INPUT DATA:

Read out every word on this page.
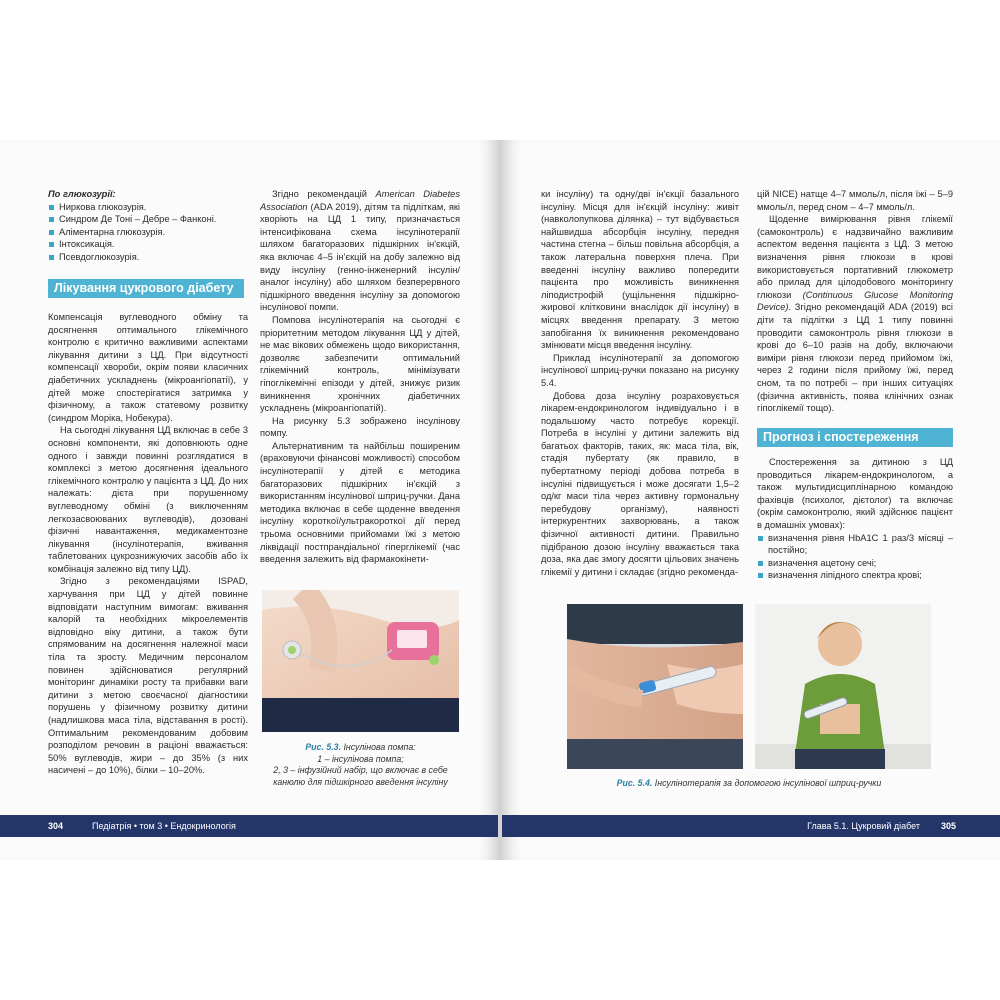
По глюкозурії:
Ниркова глюкозурія.
Синдром Де Тоні – Дебре – Фанконі.
Аліментарна глюкозурія.
Інтоксикація.
Псевдоглюкозурія.
Лікування цукрового діабету

Компенсація вуглеводного обміну та досягнення оптимального глікемічного контролю є критично важливими аспектами лікування дитини з ЦД. При відсутності компенсації хвороби, окрім появи класичних діабетичних ускладнень (мікроангіопатії), у дітей може спостерігатися затримка у фізичному, а також статевому розвитку (синдром Моріка, Нобекура).

На сьогодні лікування ЦД включає в себе 3 основні компоненти, які доповнюють одне одного і завжди повинні розглядатися в комплексі з метою досягнення ідеального глікемічного контролю у пацієнта з ЦД. До них належать: дієта при порушенному вуглеводному обміні (з виключенням легкозасвоюваних вуглеводів), дозовані фізичні навантаження, медикаментозне лікування (інсулінотерапія, вживання таблетованих цукрознижуючих засобів або їх комбінація залежно від типу ЦД).

Згідно з рекомендаціями ISPAD, харчування при ЦД у дітей повинне відповідати наступним вимогам: вживання калорій та необхідних мікроелементів відповідно віку дитини, а також бути спрямованим на досягнення належної маси тіла та зросту. Медичним персоналом повинен здійснюватися регулярний моніторинг динаміки росту та прибавки ваги дитини з метою своєчасної діагностики порушень у фізичному розвитку дитини (надлишкова маса тіла, відставання в рості). Оптимальним рекомендованим добовим розподілом речовин в раціоні вважається: 50% вуглеводів, жири – до 35% (з них насичені – до 10%), білки – 10–20%.

Згідно рекомендацій American Diabetes Association (ADA 2019), дітям та підліткам, які хворіють на ЦД 1 типу, призначається інтенсифікована схема інсулінотерапії шляхом багаторазових підшкірних ін'єкцій, яка включає 4–5 ін'єкцій на добу залежно від виду інсуліну (генно-інженерний інсулін/аналог інсуліну) або шляхом безперервного підшкірного введення інсуліну за допомогою інсулінової помпи.

Помпова інсулінотерапія на сьогодні є пріоритетним методом лікування ЦД у дітей, не має вікових обмежень щодо використання, дозволяє забезпечити оптимальний глікемічний контроль, мінімізувати гіпоглікемічні епізоди у дітей, знижує ризик виникнення хронічних діабетичних ускладнень (мікроангіопатій).

На рисунку 5.3 зображено інсулінову помпу.

Альтернативним та найбільш поширеним (враховуючи фінансові можливості) способом інсулінотерапії у дітей є методика багаторазових підшкірних ін'єкцій з використанням інсулінової шприц-ручки. Дана методика включає в себе щоденне введення інсуліну короткої/ультракороткої дії перед трьома основними прийомами їжі з метою ліквідації постпрандіальної гіперглікемії (час введення залежить від фармакокінети-

Рис. 5.3. Інсулінова помпа:
1 – інсулінова помпа;
2, 3 – інфузійний набір, що включає в себе
канюлю для підшкірного введення інсуліну

ки інсуліну) та одну/дві ін'єкції базального інсуліну. Місця для ін'єкцій інсуліну: живіт (навколопупкова ділянка) – тут відбувається найшвидша абсорбція інсуліну, передня частина стегна – більш повільна абсорбція, а також латеральна поверхня плеча. При введенні інсуліну важливо попередити пацієнта про можливість виникнення ліподистрофій (ущільнення підшкірно-жирової клітковини внаслідок дії інсуліну) в місцях введення препарату. З метою запобігання їх виникнення рекомендовано змінювати місця введення інсуліну.

Приклад інсулінотерапії за допомогою інсулінової шприц-ручки показано на рисунку 5.4.

Добова доза інсуліну розраховується лікарем-ендокринологом індивідуально і в подальшому часто потребує корекції. Потреба в інсуліні у дитини залежить від багатьох факторів, таких, як: маса тіла, вік, стадія пубертату (як правило, в пубертатному періоді добова потреба в інсуліні підвищується і може досягати 1,5–2 од/кг маси тіла через активну гормональну перебудову організму), наявності інтеркурентних захворювань, а також фізичної активності дитини. Правильно підібраною дозою інсуліну вважається така доза, яка дає змогу досягти цільових значень глікемії у дитини і складає (згідно рекоменда-

цій NICE) натще 4–7 ммоль/л, після їжі – 5–9 ммоль/л, перед сном – 4–7 ммоль/л.

Щоденне вимірювання рівня глікемії (самоконтроль) є надзвичайно важливим аспектом ведення пацієнта з ЦД. З метою визначення рівня глюкози в крові використовується портативний глюкометр або прилад для цілодобового моніторингу глюкози (Continuous Glucose Monitoring Device). Згідно рекомендацій ADA (2019) всі діти та підлітки з ЦД 1 типу повинні проводити самоконтроль рівня глюкози в крові до 6–10 разів на добу, включаючи виміри рівня глюкози перед прийомом їжі, через 2 години після прийому їжі, перед сном, та по потребі – при інших ситуаціях (фізична активність, поява клінічних ознак гіпоглікемії тощо).

Прогноз і спостереження

Спостереження за дитиною з ЦД проводиться лікарем-ендокринологом, а також мультидисциплінарною командою фахівців (психолог, дієтолог) та включає (окрім самоконтролю, який здійснює пацієнт в домашніх умовах):

визначення рівня HbA1C 1 раз/3 місяці – постійно;
визначення ацетону сечі;
визначення ліпідного спектра крові;
Рис. 5.4. Інсулінотерапія за допомогою інсулінової шприц-ручки
304	Педіатрія • том 3 • Ендокринологія	Глава 5.1. Цукровий діабет 305
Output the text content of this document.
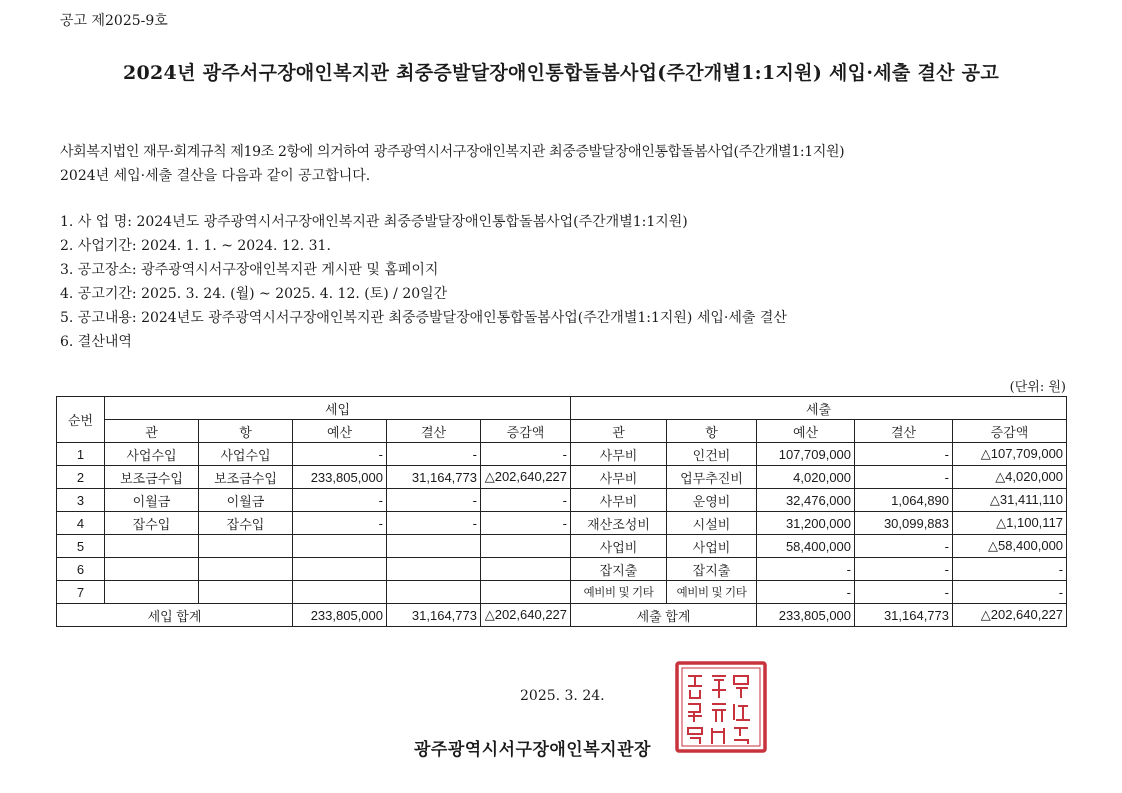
공고 제2025-9호
2024년 광주서구장애인복지관 최중증발달장애인통합돌봄사업(주간개별1:1지원) 세입·세출 결산 공고
사회복지법인 재무·회계규칙 제19조 2항에 의거하여 광주광역시서구장애인복지관 최중증발달장애인통합돌봄사업(주간개별1:1지원)
2024년 세입·세출 결산을 다음과 같이 공고합니다.
1. 사 업 명: 2024년도 광주광역시서구장애인복지관 최중증발달장애인통합돌봄사업(주간개별1:1지원)
2. 사업기간: 2024. 1. 1. ~ 2024. 12. 31.
3. 공고장소: 광주광역시서구장애인복지관 게시판 및 홈페이지
4. 공고기간: 2025. 3. 24. (월) ~ 2025. 4. 12. (토) / 20일간
5. 공고내용: 2024년도 광주광역시서구장애인복지관 최중증발달장애인통합돌봄사업(주간개별1:1지원) 세입·세출 결산
6. 결산내역
(단위: 원)
순번	세입					세출				
	관	항	예산	결산	증감액	관	항	예산	결산	증감액
1	사업수입	사업수입	-	-	-	사무비	인건비	107,709,000	-	△107,709,000
2	보조금수입	보조금수입	233,805,000	31,164,773	△202,640,227	사무비	업무추진비	4,020,000	-	△4,020,000
3	이월금	이월금	-	-	-	사무비	운영비	32,476,000	1,064,890	△31,411,110
4	잡수입	잡수입	-	-	-	재산조성비	시설비	31,200,000	30,099,883	△1,100,117
5						사업비	사업비	58,400,000	-	△58,400,000
6						잡지출	잡지출	-	-	-
7						예비비 및 기타	예비비 및 기타	-	-	-
세입 합계			233,805,000	31,164,773	△202,640,227	세출 합계		233,805,000	31,164,773	△202,640,227
2025. 3. 24.
광주광역시서구장애인복지관장
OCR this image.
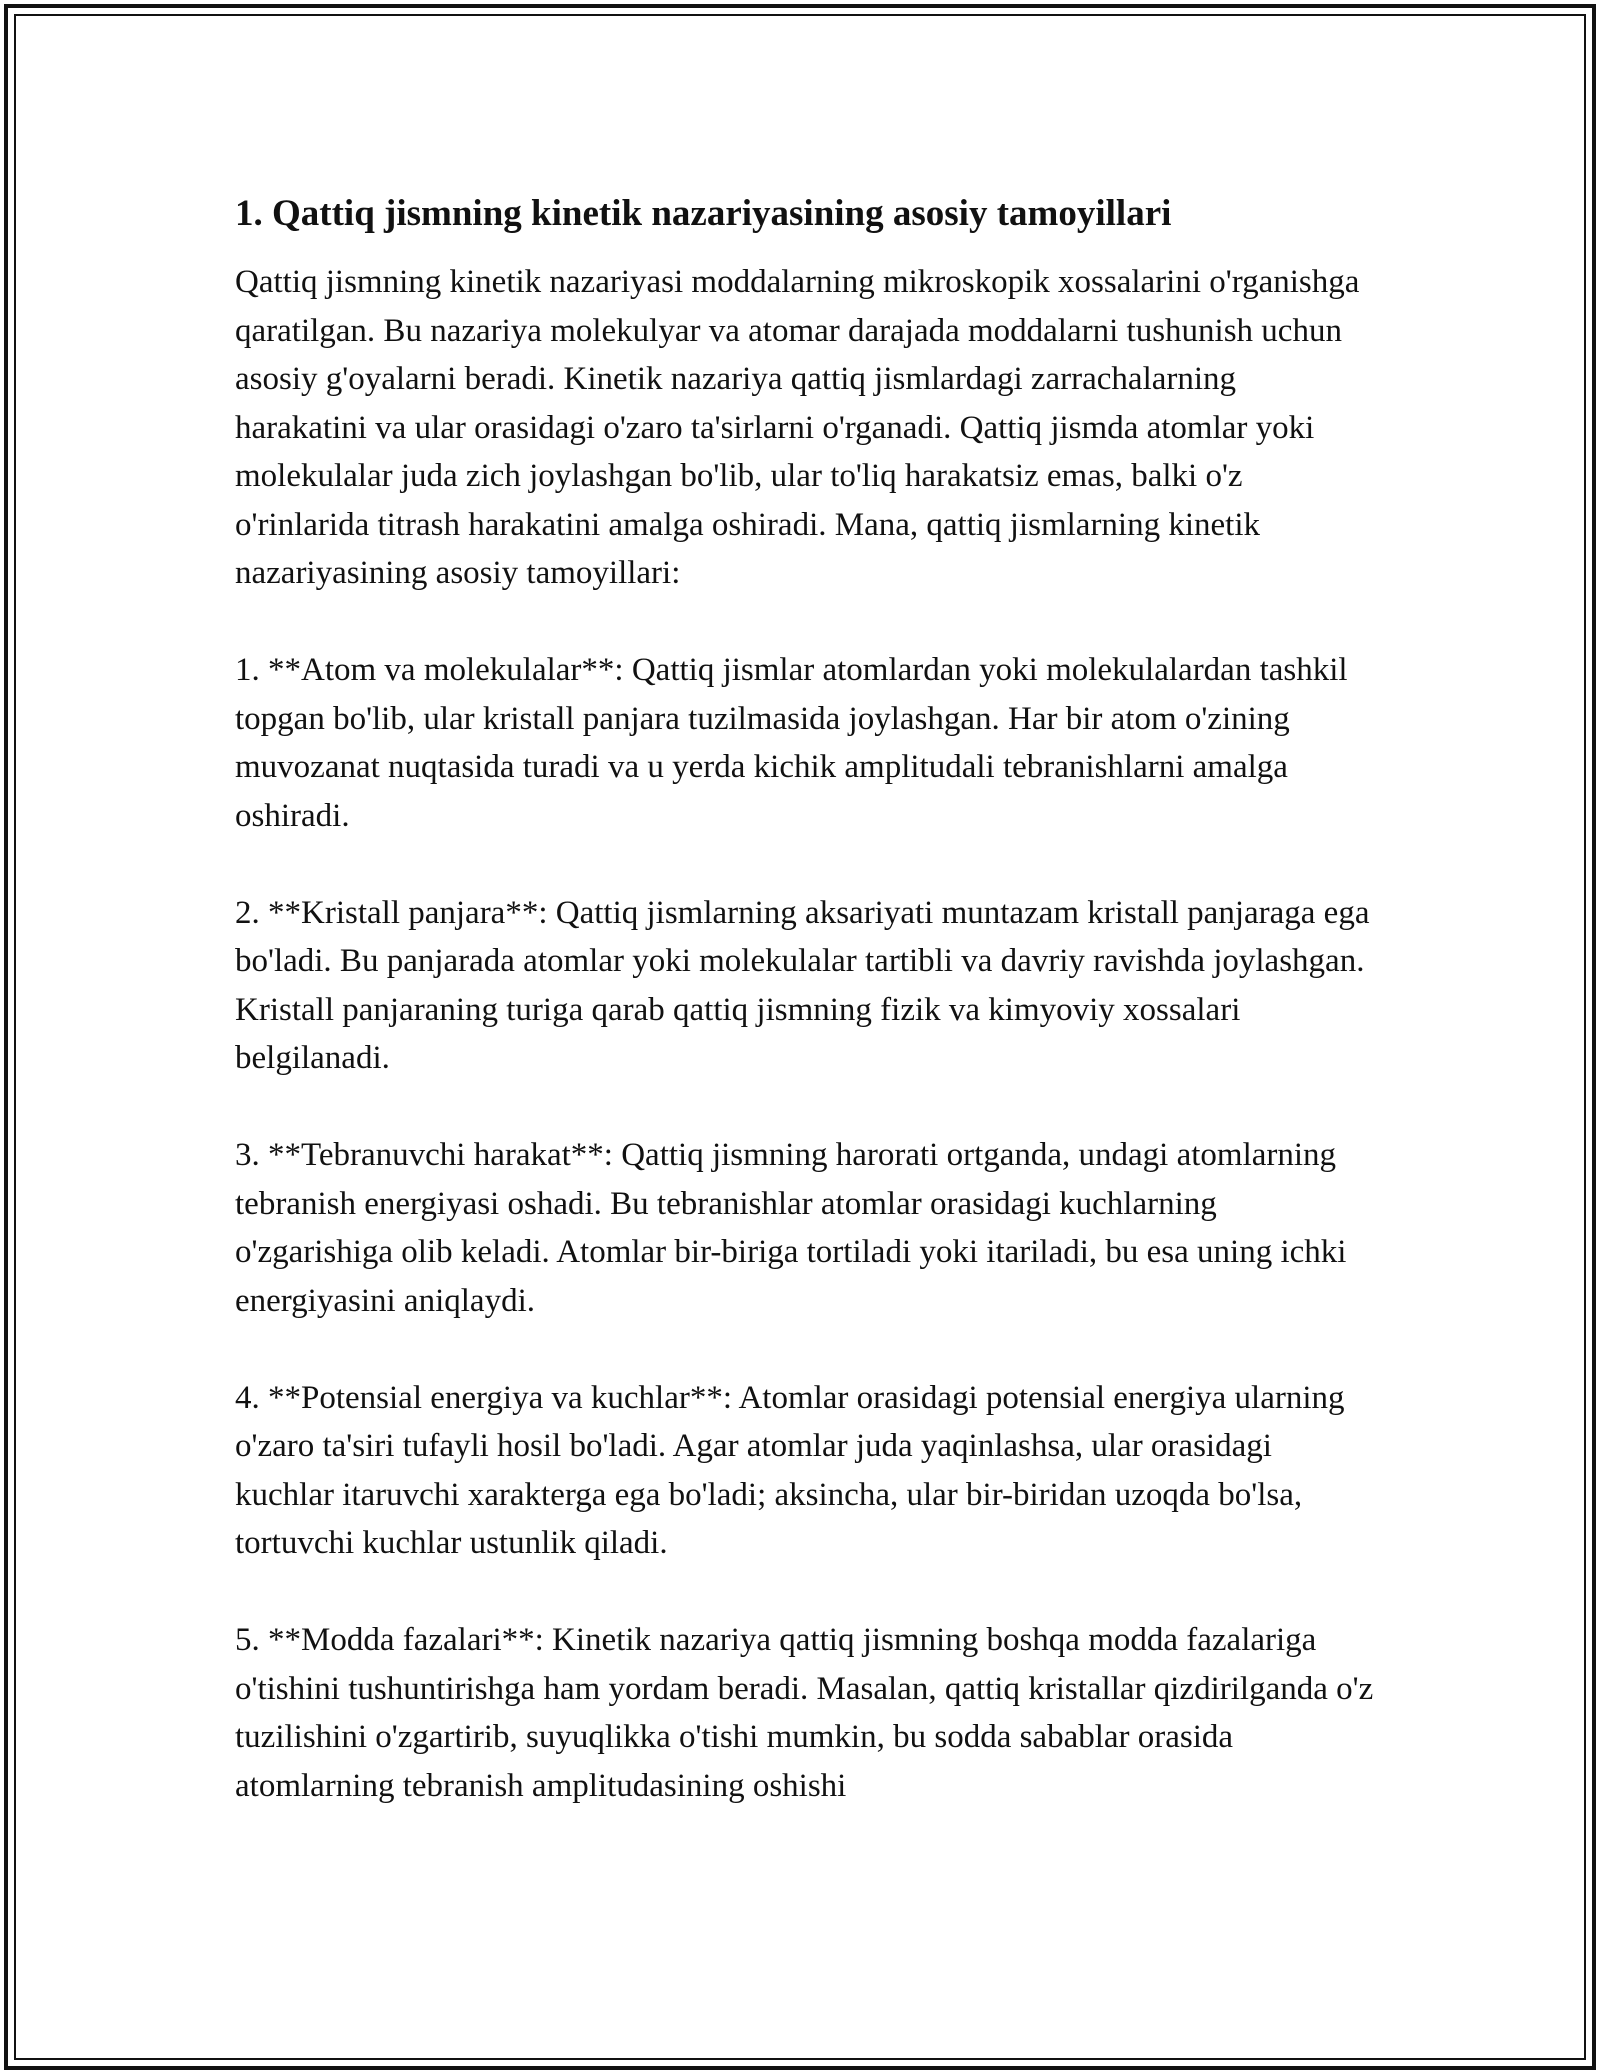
1. Qattiq jismning kinetik nazariyasining asosiy tamoyillari

Qattiq jismning kinetik nazariyasi moddalarning mikroskopik xossalarini o'rganishga qaratilgan. Bu nazariya molekulyar va atomar darajada moddalarni tushunish uchun asosiy g'oyalarni beradi. Kinetik nazariya qattiq jismlardagi zarrachalarning harakatini va ular orasidagi o'zaro ta'sirlarni o'rganadi. Qattiq jismda atomlar yoki molekulalar juda zich joylashgan bo'lib, ular to'liq harakatsiz emas, balki o'z o'rinlarida titrash harakatini amalga oshiradi. Mana, qattiq jismlarning kinetik nazariyasining asosiy tamoyillari:

1. **Atom va molekulalar**: Qattiq jismlar atomlardan yoki molekulalardan tashkil topgan bo'lib, ular kristall panjara tuzilmasida joylashgan. Har bir atom o'zining muvozanat nuqtasida turadi va u yerda kichik amplitudali tebranishlarni amalga oshiradi.

2. **Kristall panjara**: Qattiq jismlarning aksariyati muntazam kristall panjaraga ega bo'ladi. Bu panjarada atomlar yoki molekulalar tartibli va davriy ravishda joylashgan. Kristall panjaraning turiga qarab qattiq jismning fizik va kimyoviy xossalari belgilanadi.

3. **Tebranuvchi harakat**: Qattiq jismning harorati ortganda, undagi atomlarning tebranish energiyasi oshadi. Bu tebranishlar atomlar orasidagi kuchlarning o'zgarishiga olib keladi. Atomlar bir-biriga tortiladi yoki itariladi, bu esa uning ichki energiyasini aniqlaydi.

4. **Potensial energiya va kuchlar**: Atomlar orasidagi potensial energiya ularning o'zaro ta'siri tufayli hosil bo'ladi. Agar atomlar juda yaqinlashsa, ular orasidagi kuchlar itaruvchi xarakterga ega bo'ladi; aksincha, ular bir-biridan uzoqda bo'lsa, tortuvchi kuchlar ustunlik qiladi.

5. **Modda fazalari**: Kinetik nazariya qattiq jismning boshqa modda fazalariga o'tishini tushuntirishga ham yordam beradi. Masalan, qattiq kristallar qizdirilganda o'z tuzilishini o'zgartirib, suyuqlikka o'tishi mumkin, bu sodda sabablar orasida atomlarning tebranish amplitudasining oshishi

WHAT YOU SHOULD DO:
Count the lines of the material that include the word "окрім", then state only the total.

TASK SOLUTION:
2